> [Available records]

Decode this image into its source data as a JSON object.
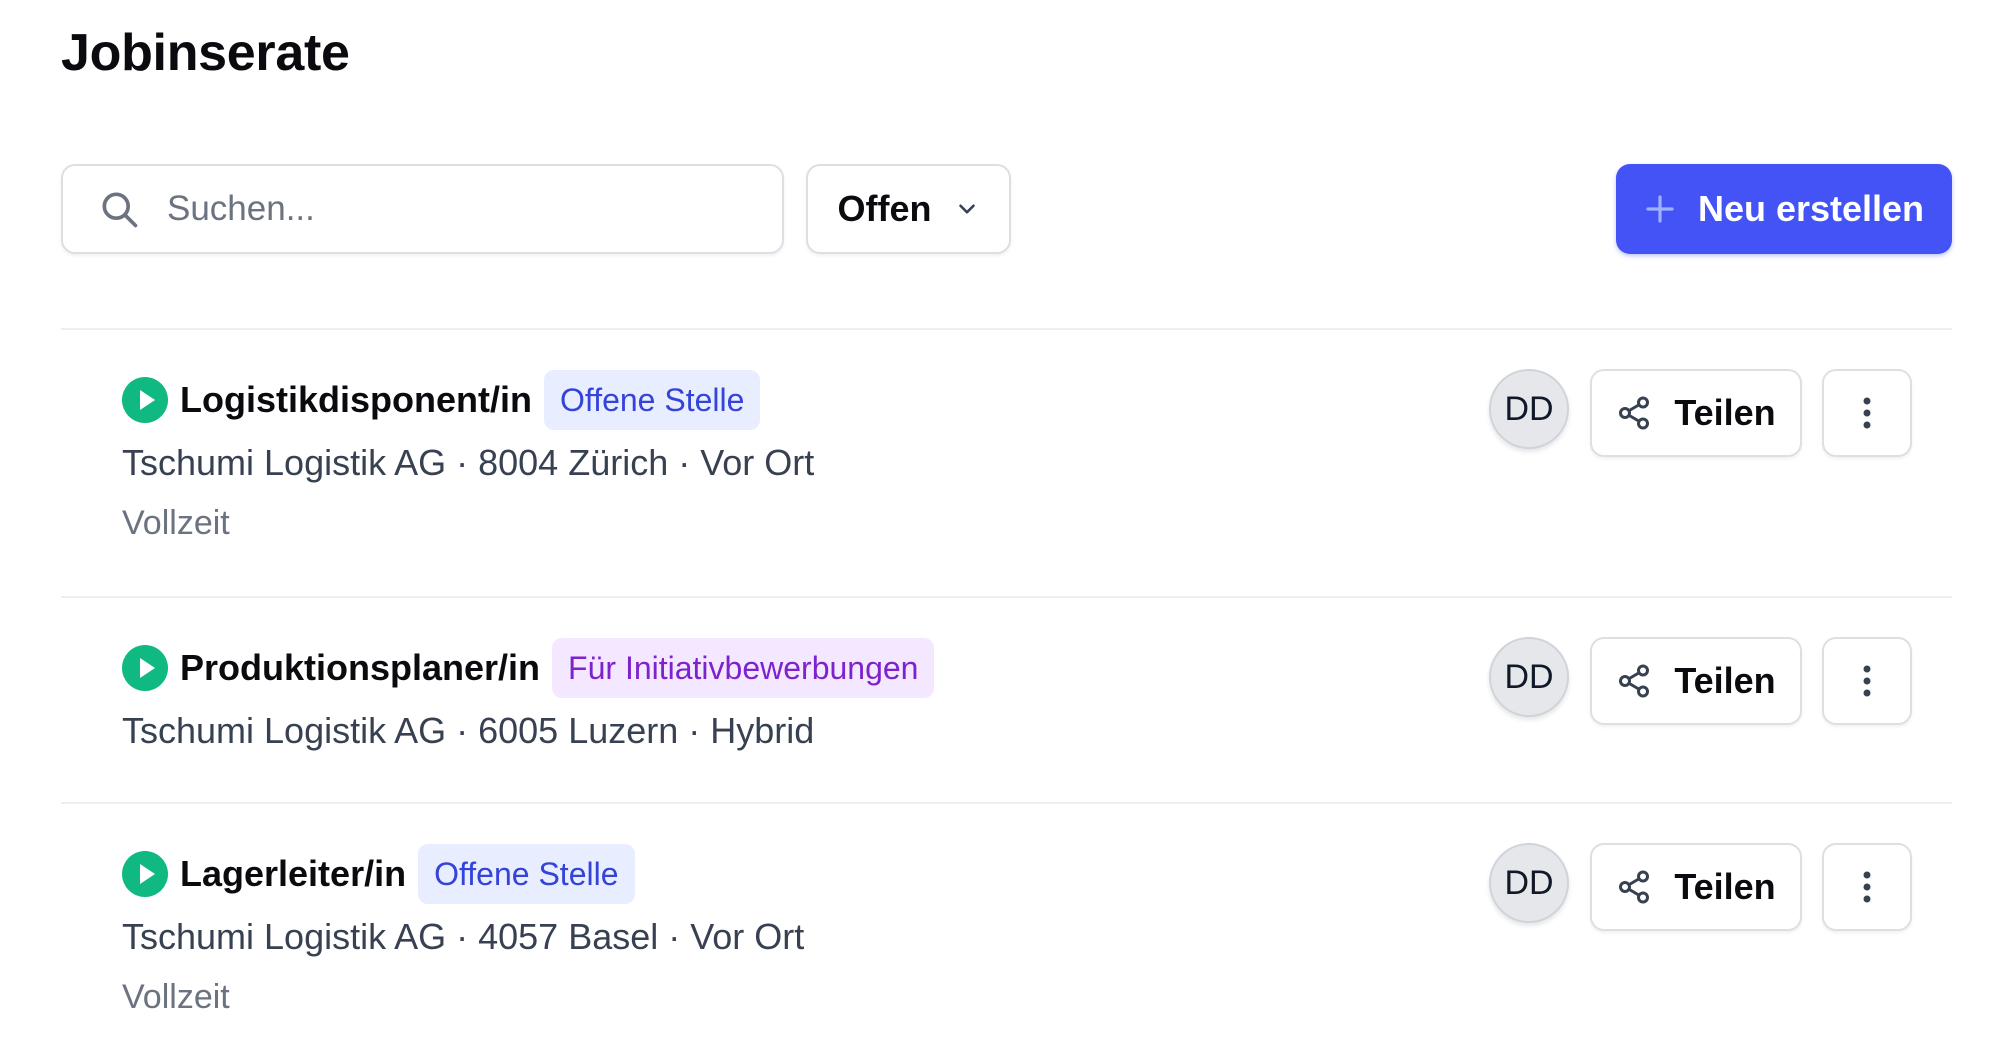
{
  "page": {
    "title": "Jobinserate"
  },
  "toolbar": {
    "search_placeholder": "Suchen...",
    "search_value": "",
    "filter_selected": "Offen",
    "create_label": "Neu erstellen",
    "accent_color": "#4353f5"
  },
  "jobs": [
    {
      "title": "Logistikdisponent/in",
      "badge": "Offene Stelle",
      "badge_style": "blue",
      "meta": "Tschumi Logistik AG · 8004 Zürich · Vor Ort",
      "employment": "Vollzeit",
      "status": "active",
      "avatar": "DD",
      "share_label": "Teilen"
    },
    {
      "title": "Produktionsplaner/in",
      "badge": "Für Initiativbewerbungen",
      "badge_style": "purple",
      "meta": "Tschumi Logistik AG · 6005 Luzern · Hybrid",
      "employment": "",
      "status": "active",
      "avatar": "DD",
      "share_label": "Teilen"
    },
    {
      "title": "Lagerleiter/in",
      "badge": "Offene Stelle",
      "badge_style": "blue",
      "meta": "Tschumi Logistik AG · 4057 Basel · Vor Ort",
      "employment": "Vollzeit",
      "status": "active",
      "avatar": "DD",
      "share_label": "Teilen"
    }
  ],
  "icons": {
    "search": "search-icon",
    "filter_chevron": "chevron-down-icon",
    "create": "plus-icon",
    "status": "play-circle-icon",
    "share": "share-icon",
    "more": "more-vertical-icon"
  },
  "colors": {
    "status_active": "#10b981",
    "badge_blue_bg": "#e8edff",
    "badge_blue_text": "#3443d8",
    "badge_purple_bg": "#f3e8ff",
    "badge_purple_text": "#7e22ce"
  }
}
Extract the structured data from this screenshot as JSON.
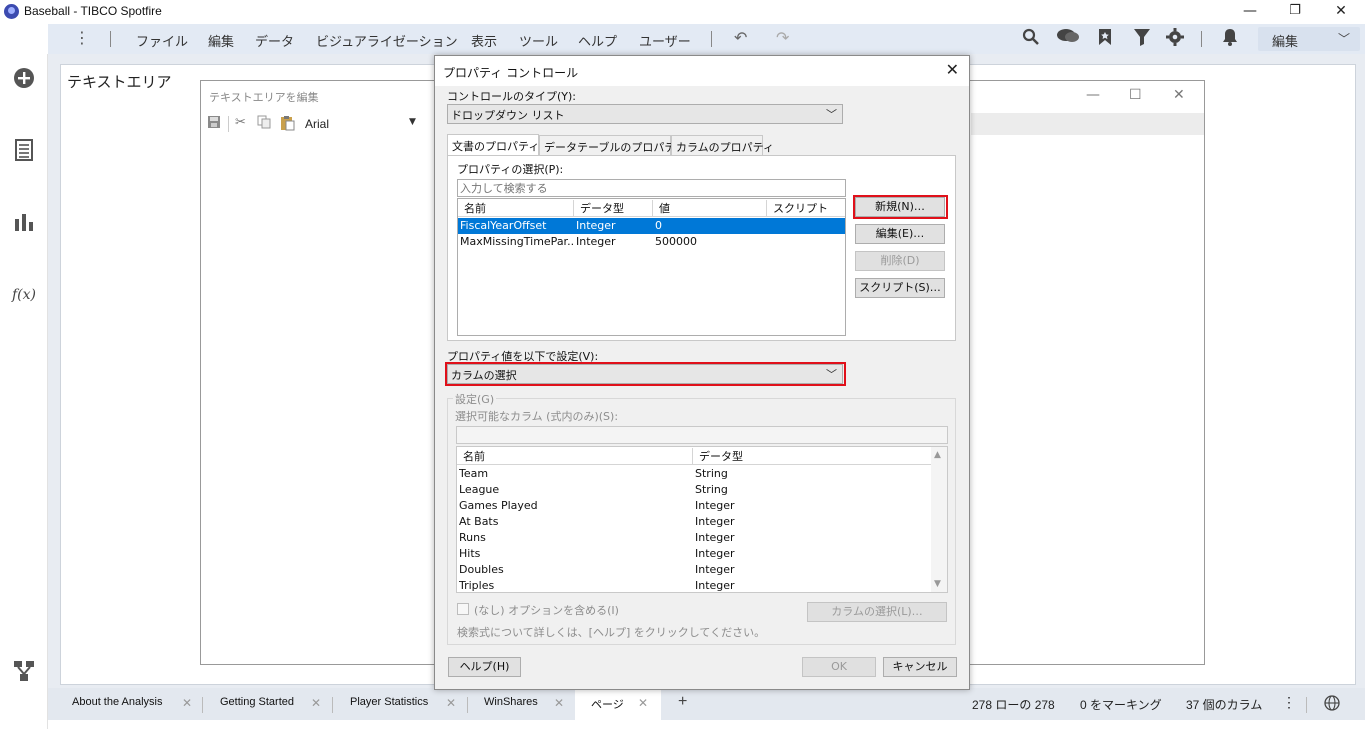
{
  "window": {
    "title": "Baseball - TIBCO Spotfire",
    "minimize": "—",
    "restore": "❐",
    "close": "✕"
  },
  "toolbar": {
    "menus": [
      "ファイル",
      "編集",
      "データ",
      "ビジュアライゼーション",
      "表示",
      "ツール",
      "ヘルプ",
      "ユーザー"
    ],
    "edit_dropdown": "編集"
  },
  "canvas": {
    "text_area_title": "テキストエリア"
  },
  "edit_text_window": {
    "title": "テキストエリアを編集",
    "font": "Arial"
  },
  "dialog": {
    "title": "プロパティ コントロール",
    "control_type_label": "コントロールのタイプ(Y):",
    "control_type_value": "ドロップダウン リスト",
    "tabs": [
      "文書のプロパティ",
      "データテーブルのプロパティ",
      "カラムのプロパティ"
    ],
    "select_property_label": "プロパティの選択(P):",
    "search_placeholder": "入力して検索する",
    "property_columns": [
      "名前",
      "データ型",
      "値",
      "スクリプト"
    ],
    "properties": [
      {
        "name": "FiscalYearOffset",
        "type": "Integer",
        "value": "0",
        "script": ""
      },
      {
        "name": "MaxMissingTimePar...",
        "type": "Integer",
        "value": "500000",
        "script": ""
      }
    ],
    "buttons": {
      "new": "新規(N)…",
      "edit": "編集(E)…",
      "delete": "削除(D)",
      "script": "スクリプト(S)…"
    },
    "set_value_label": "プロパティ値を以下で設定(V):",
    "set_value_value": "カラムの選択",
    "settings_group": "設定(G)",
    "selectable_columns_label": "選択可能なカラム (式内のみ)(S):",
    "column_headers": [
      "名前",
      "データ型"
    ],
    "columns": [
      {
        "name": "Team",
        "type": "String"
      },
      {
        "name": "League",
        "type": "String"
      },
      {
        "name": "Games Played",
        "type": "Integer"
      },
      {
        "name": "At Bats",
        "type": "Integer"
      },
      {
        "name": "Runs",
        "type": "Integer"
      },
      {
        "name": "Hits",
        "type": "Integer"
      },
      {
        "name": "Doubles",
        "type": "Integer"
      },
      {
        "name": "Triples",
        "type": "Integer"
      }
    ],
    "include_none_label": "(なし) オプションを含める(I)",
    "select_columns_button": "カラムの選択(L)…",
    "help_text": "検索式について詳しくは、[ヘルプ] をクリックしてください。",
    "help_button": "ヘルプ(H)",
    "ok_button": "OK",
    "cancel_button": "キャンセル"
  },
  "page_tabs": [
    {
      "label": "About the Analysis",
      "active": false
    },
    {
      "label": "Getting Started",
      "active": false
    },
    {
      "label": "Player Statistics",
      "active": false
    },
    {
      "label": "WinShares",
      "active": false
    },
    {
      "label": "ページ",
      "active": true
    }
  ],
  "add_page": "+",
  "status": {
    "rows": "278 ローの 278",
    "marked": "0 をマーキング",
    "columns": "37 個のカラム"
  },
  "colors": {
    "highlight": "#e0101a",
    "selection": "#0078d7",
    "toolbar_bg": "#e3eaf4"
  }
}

> [Problem description] Will you restate every entry word for word and omit the images?

> [Answer to this task]
Decode this image into its source data as a JSON object.
{
  "page": {
    "title": "Jobinserate"
  },
  "toolbar": {
    "search_placeholder": "Suchen...",
    "search_value": "",
    "filter_selected": "Offen",
    "create_label": "Neu erstellen",
    "accent_color": "#4353f5"
  },
  "jobs": [
    {
      "title": "Logistikdisponent/in",
      "badge": "Offene Stelle",
      "badge_style": "blue",
      "meta": "Tschumi Logistik AG · 8004 Zürich · Vor Ort",
      "employment": "Vollzeit",
      "status": "active",
      "avatar": "DD",
      "share_label": "Teilen"
    },
    {
      "title": "Produktionsplaner/in",
      "badge": "Für Initiativbewerbungen",
      "badge_style": "purple",
      "meta": "Tschumi Logistik AG · 6005 Luzern · Hybrid",
      "employment": "",
      "status": "active",
      "avatar": "DD",
      "share_label": "Teilen"
    },
    {
      "title": "Lagerleiter/in",
      "badge": "Offene Stelle",
      "badge_style": "blue",
      "meta": "Tschumi Logistik AG · 4057 Basel · Vor Ort",
      "employment": "Vollzeit",
      "status": "active",
      "avatar": "DD",
      "share_label": "Teilen"
    }
  ],
  "icons": {
    "search": "search-icon",
    "filter_chevron": "chevron-down-icon",
    "create": "plus-icon",
    "status": "play-circle-icon",
    "share": "share-icon",
    "more": "more-vertical-icon"
  },
  "colors": {
    "status_active": "#10b981",
    "badge_blue_bg": "#e8edff",
    "badge_blue_text": "#3443d8",
    "badge_purple_bg": "#f3e8ff",
    "badge_purple_text": "#7e22ce"
  }
}
Extract the structured data from this screenshot as JSON.
{
  "window": {
    "title": "Baseball - TIBCO Spotfire",
    "minimize": "—",
    "restore": "❐",
    "close": "✕"
  },
  "toolbar": {
    "menus": [
      "ファイル",
      "編集",
      "データ",
      "ビジュアライゼーション",
      "表示",
      "ツール",
      "ヘルプ",
      "ユーザー"
    ],
    "edit_dropdown": "編集"
  },
  "canvas": {
    "text_area_title": "テキストエリア"
  },
  "edit_text_window": {
    "title": "テキストエリアを編集",
    "font": "Arial"
  },
  "dialog": {
    "title": "プロパティ コントロール",
    "control_type_label": "コントロールのタイプ(Y):",
    "control_type_value": "ドロップダウン リスト",
    "tabs": [
      "文書のプロパティ",
      "データテーブルのプロパティ",
      "カラムのプロパティ"
    ],
    "select_property_label": "プロパティの選択(P):",
    "search_placeholder": "入力して検索する",
    "property_columns": [
      "名前",
      "データ型",
      "値",
      "スクリプト"
    ],
    "properties": [
      {
        "name": "FiscalYearOffset",
        "type": "Integer",
        "value": "0",
        "script": ""
      },
      {
        "name": "MaxMissingTimePar...",
        "type": "Integer",
        "value": "500000",
        "script": ""
      }
    ],
    "buttons": {
      "new": "新規(N)…",
      "edit": "編集(E)…",
      "delete": "削除(D)",
      "script": "スクリプト(S)…"
    },
    "set_value_label": "プロパティ値を以下で設定(V):",
    "set_value_value": "カラムの選択",
    "settings_group": "設定(G)",
    "selectable_columns_label": "選択可能なカラム (式内のみ)(S):",
    "column_headers": [
      "名前",
      "データ型"
    ],
    "columns": [
      {
        "name": "Team",
        "type": "String"
      },
      {
        "name": "League",
        "type": "String"
      },
      {
        "name": "Games Played",
        "type": "Integer"
      },
      {
        "name": "At Bats",
        "type": "Integer"
      },
      {
        "name": "Runs",
        "type": "Integer"
      },
      {
        "name": "Hits",
        "type": "Integer"
      },
      {
        "name": "Doubles",
        "type": "Integer"
      },
      {
        "name": "Triples",
        "type": "Integer"
      }
    ],
    "include_none_label": "(なし) オプションを含める(I)",
    "select_columns_button": "カラムの選択(L)…",
    "help_text": "検索式について詳しくは、[ヘルプ] をクリックしてください。",
    "help_button": "ヘルプ(H)",
    "ok_button": "OK",
    "cancel_button": "キャンセル"
  },
  "page_tabs": [
    {
      "label": "About the Analysis",
      "active": false
    },
    {
      "label": "Getting Started",
      "active": false
    },
    {
      "label": "Player Statistics",
      "active": false
    },
    {
      "label": "WinShares",
      "active": false
    },
    {
      "label": "ページ",
      "active": true
    }
  ],
  "add_page": "+",
  "status": {
    "rows": "278 ローの 278",
    "marked": "0 をマーキング",
    "columns": "37 個のカラム"
  },
  "colors": {
    "highlight": "#e0101a",
    "selection": "#0078d7",
    "toolbar_bg": "#e3eaf4"
  }
}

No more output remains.